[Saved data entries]

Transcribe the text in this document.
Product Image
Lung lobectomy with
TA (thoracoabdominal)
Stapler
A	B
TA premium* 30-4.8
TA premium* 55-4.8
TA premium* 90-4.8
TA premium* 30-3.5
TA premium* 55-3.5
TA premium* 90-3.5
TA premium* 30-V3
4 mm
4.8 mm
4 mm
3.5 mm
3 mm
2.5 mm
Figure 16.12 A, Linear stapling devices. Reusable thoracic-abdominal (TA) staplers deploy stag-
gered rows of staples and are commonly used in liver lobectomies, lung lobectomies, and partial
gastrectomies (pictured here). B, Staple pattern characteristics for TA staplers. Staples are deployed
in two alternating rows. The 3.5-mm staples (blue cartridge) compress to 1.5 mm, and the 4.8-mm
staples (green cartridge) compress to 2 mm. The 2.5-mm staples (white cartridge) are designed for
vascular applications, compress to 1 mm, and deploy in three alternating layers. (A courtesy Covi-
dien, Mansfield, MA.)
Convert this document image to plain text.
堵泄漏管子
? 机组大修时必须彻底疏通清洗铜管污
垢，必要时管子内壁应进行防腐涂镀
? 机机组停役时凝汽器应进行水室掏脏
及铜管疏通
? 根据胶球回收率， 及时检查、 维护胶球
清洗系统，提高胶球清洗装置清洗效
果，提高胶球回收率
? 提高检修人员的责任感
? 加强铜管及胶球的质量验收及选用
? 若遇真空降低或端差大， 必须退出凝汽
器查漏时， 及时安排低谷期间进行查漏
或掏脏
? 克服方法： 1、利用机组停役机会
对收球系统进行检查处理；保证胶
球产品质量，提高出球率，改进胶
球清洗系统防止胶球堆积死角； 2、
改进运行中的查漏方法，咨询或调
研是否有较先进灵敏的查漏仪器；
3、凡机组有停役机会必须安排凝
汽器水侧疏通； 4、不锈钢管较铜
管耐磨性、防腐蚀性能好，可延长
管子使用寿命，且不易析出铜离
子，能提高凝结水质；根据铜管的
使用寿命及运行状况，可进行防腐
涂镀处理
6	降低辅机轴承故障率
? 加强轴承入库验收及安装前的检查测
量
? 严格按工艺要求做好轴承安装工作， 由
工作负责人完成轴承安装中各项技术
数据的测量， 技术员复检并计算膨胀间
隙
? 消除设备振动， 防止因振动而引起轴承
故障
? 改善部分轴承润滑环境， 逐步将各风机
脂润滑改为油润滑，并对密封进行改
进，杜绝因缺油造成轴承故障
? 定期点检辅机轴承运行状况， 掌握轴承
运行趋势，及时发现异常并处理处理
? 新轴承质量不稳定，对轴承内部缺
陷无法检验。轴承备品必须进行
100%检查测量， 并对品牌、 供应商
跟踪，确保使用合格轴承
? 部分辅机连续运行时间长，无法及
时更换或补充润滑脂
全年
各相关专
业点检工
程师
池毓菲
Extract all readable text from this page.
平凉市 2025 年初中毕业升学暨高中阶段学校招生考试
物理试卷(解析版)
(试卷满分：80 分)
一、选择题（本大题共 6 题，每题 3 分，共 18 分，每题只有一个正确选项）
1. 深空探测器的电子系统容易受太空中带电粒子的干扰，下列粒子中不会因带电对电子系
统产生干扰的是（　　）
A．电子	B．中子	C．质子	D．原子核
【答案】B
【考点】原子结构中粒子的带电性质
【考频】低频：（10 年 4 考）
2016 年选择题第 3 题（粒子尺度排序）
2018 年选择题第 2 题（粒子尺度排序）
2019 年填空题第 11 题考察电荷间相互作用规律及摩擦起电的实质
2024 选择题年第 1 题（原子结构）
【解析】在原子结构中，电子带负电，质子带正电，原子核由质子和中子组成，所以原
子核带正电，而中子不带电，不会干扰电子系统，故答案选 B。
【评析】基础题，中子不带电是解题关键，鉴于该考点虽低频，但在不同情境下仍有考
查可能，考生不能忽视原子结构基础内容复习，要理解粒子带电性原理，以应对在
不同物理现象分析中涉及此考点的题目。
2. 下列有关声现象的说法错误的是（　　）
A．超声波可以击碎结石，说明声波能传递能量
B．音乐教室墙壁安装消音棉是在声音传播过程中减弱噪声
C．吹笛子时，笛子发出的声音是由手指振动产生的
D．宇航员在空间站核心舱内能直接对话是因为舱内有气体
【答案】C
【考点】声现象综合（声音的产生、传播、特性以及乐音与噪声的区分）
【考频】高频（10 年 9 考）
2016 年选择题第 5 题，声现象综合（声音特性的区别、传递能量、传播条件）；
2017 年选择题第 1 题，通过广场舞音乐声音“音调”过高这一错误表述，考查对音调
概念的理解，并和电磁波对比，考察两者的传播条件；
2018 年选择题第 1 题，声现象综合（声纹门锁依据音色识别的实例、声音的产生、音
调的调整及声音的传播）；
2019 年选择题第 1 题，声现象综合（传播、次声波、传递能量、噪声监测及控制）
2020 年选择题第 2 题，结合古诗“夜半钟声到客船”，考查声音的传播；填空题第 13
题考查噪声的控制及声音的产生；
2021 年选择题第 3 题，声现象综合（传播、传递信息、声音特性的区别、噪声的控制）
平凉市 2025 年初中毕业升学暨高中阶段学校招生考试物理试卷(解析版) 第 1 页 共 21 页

Written instruction:
Scan the material and collect every line that contains "rows".

Solution for this exercise:
gered rows of staples and are commonly used in liver lobectomies, lung lobectomies, and partial
in two alternating rows. The 3.5-mm staples (blue cartridge) compress to 1.5 mm, and the 4.8-mm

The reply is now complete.